» **TASK LIST**:
1. Translate this sentence from the passage on bicycles and women's emancipation into Spanish: "Before the bike came along the most common transport vehicle was the horse."
2. Continue the passage on bicycles and women's emancipation, picking up after its final sentence.

» **DOCUMENT EXTRACT**:
How did the bike contribute to the emancipation of women?
Before the bike came along the most common transport vehicle was the horse. However, access to horses was sparse for most women. Furthermore, conventional medical wisdom had it that riding damages female genitals. Women had to ride in a sidesaddle, both legs to one side, in a very uncomfortable position. It prevented them from riding all too long feeding into the prominent image of the fragile woman that should not engage in physical activity.
A bike is much easier to mount and control than a horse and thus allowed women to cover greater distances from their homes, giving them newfound freedom – if it wouldn’t have been for the attire.
Back in the day, female clothing was very inconvenient for its wearers: long skirts, tight corsets – nothing practical for physical activity. To participate in the mobility revolution of the 1880s they needed a new way of dressing including shorter dresses or pants underneath dresses (so-called bloomers).

» **EXERCISE DATA**:
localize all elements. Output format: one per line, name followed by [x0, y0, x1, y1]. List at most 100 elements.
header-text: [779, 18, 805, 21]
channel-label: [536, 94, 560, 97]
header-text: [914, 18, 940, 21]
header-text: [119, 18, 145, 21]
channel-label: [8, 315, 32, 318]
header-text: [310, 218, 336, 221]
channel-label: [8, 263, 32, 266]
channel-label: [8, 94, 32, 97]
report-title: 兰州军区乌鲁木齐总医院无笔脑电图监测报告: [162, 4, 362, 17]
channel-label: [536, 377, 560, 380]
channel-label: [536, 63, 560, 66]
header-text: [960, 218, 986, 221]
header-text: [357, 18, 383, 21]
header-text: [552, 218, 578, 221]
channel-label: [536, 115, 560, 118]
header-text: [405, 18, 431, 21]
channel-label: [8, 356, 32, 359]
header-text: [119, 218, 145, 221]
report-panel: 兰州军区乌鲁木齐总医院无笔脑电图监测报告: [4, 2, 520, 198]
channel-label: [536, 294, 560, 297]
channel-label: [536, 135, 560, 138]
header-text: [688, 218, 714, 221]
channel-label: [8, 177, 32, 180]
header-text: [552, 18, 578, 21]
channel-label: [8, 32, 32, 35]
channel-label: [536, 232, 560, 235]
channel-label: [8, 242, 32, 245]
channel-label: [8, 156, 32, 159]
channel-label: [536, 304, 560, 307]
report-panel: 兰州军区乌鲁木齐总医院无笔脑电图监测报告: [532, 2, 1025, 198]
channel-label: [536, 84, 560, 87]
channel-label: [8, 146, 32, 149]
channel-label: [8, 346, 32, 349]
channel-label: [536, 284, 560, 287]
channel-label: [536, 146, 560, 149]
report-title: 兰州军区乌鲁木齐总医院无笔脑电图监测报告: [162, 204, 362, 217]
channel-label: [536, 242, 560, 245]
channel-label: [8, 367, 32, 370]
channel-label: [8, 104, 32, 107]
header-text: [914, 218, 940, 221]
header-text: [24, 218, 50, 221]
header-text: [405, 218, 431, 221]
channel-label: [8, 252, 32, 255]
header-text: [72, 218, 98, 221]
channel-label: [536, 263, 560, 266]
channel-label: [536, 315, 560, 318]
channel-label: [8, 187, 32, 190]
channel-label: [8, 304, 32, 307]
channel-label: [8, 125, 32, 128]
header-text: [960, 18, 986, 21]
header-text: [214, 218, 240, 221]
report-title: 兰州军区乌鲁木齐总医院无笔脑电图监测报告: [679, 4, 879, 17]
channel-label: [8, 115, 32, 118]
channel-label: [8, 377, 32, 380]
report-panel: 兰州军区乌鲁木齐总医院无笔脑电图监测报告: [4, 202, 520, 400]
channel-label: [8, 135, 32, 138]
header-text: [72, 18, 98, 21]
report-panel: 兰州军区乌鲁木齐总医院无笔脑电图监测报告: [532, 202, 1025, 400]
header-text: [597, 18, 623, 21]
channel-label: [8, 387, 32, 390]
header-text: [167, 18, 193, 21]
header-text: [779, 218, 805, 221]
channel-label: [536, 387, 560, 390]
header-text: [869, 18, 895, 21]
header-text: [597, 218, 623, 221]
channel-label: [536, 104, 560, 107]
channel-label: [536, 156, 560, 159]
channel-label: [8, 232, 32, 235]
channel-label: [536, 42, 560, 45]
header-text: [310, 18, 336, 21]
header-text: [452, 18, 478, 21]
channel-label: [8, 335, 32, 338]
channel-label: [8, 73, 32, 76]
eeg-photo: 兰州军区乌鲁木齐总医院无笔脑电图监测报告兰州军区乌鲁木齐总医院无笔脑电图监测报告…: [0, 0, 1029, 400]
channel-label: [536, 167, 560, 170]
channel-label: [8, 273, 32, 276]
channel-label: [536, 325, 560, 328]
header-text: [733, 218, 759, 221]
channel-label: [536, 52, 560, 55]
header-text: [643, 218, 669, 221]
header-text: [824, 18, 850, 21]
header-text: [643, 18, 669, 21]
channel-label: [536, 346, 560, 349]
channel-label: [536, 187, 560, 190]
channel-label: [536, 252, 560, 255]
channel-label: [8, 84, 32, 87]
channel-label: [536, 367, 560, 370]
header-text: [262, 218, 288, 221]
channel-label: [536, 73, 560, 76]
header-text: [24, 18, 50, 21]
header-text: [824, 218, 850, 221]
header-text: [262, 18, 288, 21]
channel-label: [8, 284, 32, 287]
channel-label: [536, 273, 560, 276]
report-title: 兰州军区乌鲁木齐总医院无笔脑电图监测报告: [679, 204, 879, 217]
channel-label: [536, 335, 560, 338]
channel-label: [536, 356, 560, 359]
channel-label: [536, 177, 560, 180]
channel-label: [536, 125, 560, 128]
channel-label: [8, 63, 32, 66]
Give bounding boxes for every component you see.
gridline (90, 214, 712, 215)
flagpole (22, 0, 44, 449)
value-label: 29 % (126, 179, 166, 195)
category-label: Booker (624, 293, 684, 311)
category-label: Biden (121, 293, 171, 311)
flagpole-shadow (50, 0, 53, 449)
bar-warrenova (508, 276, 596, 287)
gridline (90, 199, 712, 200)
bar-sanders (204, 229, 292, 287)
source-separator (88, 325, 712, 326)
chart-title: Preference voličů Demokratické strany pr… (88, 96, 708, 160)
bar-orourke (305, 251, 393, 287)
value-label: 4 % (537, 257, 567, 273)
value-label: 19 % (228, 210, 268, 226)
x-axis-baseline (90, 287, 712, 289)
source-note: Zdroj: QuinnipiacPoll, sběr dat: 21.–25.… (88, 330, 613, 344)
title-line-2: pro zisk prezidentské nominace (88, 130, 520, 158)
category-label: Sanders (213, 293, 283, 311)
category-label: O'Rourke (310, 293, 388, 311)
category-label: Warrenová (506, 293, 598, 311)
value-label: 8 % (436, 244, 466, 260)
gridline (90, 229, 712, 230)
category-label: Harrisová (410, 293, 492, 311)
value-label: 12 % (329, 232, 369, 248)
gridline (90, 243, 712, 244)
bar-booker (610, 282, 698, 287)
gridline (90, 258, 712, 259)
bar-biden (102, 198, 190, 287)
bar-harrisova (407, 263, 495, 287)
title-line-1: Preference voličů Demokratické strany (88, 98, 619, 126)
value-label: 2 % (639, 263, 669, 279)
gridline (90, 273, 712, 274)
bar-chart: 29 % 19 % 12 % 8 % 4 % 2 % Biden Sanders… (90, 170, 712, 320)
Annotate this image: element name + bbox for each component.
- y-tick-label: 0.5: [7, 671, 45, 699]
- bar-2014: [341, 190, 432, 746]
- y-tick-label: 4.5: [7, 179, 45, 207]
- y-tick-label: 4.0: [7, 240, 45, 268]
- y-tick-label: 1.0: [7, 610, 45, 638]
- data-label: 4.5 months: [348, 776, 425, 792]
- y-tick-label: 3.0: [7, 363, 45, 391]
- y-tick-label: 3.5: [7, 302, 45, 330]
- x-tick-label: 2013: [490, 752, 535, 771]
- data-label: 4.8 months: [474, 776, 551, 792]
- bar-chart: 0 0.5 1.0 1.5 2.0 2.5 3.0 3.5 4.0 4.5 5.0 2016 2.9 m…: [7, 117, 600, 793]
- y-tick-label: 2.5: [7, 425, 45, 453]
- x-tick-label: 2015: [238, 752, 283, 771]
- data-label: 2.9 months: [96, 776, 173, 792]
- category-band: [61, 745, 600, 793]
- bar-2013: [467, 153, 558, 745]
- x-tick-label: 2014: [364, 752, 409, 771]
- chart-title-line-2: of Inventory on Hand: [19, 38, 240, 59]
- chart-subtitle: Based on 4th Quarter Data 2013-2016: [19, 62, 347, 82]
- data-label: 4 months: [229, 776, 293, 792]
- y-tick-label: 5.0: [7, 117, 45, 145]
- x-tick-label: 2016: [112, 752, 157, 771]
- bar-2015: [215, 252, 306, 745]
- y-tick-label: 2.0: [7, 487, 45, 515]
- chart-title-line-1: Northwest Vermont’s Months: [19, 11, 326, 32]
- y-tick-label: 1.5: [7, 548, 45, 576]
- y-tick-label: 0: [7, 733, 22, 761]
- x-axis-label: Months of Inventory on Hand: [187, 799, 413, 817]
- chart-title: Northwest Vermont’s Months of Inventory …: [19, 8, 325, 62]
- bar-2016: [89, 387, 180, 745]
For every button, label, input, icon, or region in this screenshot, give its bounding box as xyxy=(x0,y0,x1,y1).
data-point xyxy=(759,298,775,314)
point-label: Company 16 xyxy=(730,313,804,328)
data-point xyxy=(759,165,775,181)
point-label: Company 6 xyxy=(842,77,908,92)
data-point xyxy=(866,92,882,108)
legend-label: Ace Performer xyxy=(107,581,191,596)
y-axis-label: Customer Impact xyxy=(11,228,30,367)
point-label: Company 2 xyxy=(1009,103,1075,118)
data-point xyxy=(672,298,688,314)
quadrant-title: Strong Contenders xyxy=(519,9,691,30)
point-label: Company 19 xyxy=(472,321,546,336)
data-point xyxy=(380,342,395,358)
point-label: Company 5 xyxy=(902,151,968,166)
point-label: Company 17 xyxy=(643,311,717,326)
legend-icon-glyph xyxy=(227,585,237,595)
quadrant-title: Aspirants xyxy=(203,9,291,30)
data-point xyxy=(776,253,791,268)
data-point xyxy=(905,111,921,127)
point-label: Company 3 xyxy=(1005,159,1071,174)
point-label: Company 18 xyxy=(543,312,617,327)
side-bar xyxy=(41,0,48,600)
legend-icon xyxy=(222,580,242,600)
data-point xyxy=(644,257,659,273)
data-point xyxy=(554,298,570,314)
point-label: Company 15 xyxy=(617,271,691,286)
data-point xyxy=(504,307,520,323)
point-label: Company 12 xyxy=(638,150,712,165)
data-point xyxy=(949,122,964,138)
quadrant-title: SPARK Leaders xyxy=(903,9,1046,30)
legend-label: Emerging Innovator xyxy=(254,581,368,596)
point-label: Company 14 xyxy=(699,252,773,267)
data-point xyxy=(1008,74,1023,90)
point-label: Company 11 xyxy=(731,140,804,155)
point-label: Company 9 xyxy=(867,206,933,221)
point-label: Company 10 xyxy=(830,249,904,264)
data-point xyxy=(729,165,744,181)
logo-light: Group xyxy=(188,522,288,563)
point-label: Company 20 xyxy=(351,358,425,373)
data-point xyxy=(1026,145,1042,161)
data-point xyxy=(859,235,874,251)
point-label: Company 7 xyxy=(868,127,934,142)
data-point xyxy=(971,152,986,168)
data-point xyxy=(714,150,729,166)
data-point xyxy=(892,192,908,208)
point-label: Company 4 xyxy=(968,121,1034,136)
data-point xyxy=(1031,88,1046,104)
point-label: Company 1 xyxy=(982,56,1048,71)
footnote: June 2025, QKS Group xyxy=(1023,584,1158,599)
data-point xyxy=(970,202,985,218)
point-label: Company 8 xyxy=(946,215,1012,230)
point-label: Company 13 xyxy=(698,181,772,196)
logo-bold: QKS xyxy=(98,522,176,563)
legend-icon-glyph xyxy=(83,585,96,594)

» **EXERCISE RESULTS**:
1. Antes de que llegara la bicicleta, el vehículo de transporte más común era el caballo.

2.
However, such dresses were perceived as being unladylike and produced a huge public outcry. Female cyclists were often attacked and it was assumed biking corrupted women morally and could harm them physically. Even posing a serious threat to their lives.
What the bike actually did was liberate women, giving them a new sense of freedom. As well as a way to gain self-sufficiency and physical strength. Everything combined helped to the emancipation of women.
The importance of the bike today remains. It still gives women in many parts of the world freedom of movement they might otherwise not have. Thus, the bike is still a symbol of liberation in diverse ways and means while its first struggle is often forgotten.
“I think [the bicycle] has done more to emancipate women than any one thing in the world.”